(begin)

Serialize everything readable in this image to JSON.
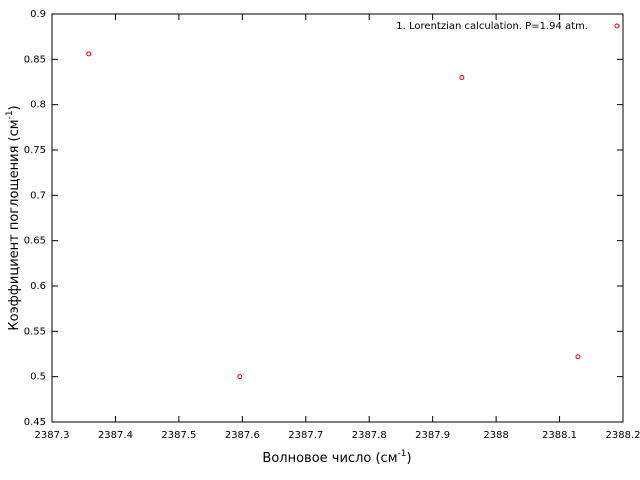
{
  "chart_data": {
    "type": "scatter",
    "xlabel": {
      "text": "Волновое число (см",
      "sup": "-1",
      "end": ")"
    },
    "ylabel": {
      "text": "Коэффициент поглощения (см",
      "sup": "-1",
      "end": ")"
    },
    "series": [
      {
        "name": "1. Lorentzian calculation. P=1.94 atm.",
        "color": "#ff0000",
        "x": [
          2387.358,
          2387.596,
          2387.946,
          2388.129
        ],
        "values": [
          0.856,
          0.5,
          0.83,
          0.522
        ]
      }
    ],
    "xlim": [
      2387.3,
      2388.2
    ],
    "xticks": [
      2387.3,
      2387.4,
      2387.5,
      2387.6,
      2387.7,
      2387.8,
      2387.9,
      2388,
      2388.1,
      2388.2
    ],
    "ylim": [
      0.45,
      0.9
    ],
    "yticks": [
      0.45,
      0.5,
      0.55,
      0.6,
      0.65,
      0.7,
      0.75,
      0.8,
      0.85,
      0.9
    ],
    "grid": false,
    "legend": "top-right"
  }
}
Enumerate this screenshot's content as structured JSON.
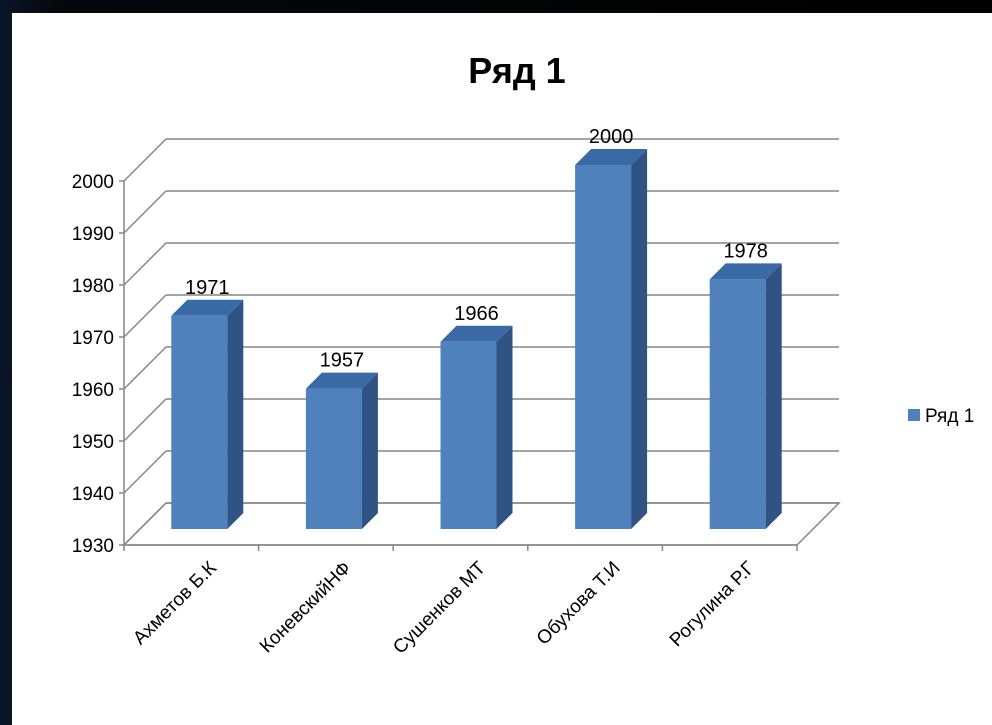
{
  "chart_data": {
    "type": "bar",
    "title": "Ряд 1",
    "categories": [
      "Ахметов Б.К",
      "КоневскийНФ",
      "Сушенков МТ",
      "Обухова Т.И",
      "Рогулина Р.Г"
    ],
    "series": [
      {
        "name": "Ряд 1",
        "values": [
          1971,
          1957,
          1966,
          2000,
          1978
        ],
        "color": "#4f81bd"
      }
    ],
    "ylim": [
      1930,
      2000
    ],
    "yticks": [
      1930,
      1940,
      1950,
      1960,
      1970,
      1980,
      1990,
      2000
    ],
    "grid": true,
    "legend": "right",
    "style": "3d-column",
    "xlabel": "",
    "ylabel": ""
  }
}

(end)
(begin)

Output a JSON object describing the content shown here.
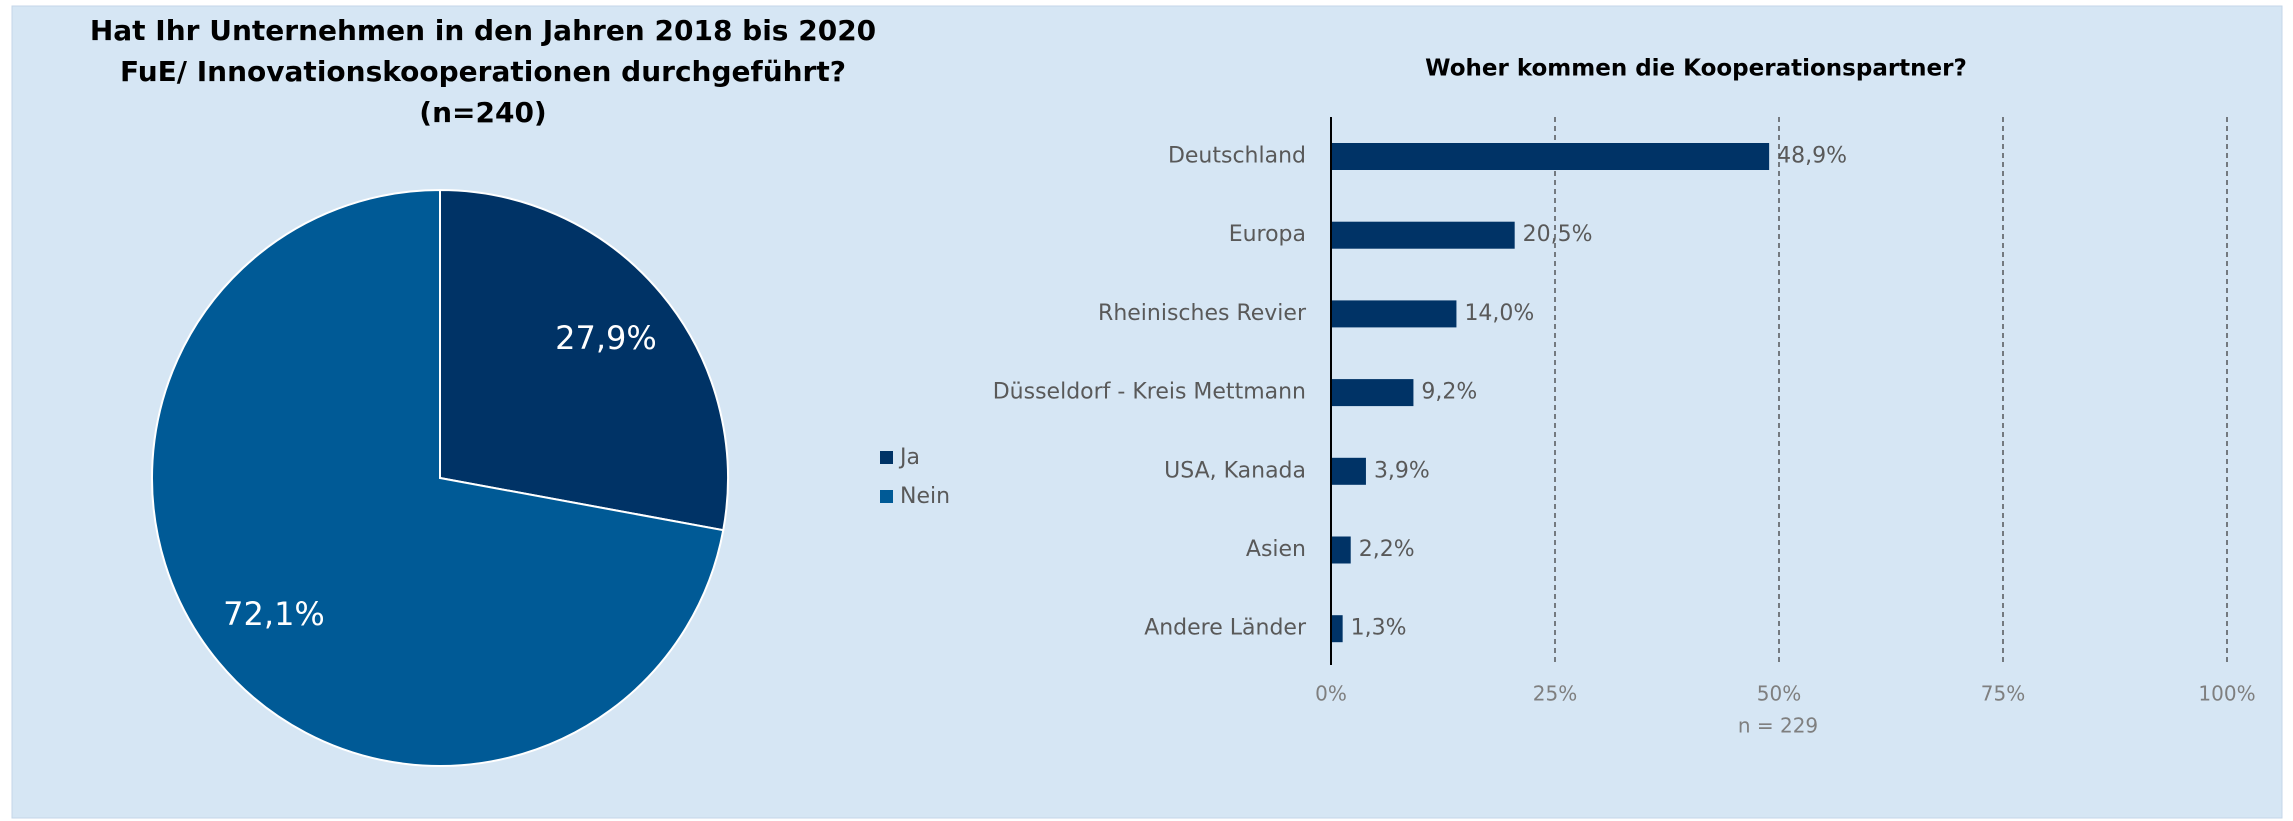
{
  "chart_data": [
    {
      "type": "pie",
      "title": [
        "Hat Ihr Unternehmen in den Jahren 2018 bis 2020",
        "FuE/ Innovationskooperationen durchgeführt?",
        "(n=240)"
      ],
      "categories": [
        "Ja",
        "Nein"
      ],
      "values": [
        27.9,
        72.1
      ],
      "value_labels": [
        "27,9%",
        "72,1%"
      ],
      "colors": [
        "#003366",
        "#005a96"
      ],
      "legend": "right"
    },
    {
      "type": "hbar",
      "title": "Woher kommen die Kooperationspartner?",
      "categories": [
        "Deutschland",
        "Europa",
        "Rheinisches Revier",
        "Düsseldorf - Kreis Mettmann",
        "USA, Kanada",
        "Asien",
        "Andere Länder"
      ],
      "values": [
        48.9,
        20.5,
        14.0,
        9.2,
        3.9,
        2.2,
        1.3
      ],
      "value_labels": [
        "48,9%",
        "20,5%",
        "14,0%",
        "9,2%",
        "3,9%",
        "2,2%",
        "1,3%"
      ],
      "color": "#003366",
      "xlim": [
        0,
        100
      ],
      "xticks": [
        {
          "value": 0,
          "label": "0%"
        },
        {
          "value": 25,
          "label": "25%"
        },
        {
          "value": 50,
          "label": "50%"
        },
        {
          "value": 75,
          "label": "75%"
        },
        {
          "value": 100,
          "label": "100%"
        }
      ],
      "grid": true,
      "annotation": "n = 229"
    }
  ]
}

(end)
(begin)

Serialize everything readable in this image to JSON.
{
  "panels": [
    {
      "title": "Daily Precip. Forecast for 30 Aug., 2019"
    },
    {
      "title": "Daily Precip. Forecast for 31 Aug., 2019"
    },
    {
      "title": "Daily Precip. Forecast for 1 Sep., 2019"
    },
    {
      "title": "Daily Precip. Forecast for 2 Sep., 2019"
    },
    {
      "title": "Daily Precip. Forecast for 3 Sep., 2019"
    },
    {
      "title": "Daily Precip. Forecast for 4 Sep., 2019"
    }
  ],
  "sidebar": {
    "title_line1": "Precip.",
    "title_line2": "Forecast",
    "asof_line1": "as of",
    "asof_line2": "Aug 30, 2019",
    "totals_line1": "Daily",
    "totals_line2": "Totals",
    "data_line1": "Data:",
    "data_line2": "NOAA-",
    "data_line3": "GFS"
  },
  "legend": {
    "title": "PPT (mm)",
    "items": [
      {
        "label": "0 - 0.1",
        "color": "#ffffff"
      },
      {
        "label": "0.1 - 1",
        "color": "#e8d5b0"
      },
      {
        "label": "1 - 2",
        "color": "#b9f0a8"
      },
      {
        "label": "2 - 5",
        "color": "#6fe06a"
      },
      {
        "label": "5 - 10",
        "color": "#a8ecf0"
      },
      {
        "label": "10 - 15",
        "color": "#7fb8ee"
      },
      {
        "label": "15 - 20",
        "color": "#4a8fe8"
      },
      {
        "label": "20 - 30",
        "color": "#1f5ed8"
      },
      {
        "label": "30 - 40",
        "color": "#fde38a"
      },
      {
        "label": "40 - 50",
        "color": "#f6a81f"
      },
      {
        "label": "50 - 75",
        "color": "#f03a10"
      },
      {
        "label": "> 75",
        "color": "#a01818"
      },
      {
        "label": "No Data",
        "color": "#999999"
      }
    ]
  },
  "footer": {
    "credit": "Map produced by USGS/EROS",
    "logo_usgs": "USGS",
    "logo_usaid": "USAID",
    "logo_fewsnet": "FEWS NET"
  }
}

(end)

**Directive:**
Copy all lines from the listing that contain "name".

**Exercise solution:**
        "name": "1. Lorentzian calculation. P=1.94 atm.",
        "name": "Ряд 1",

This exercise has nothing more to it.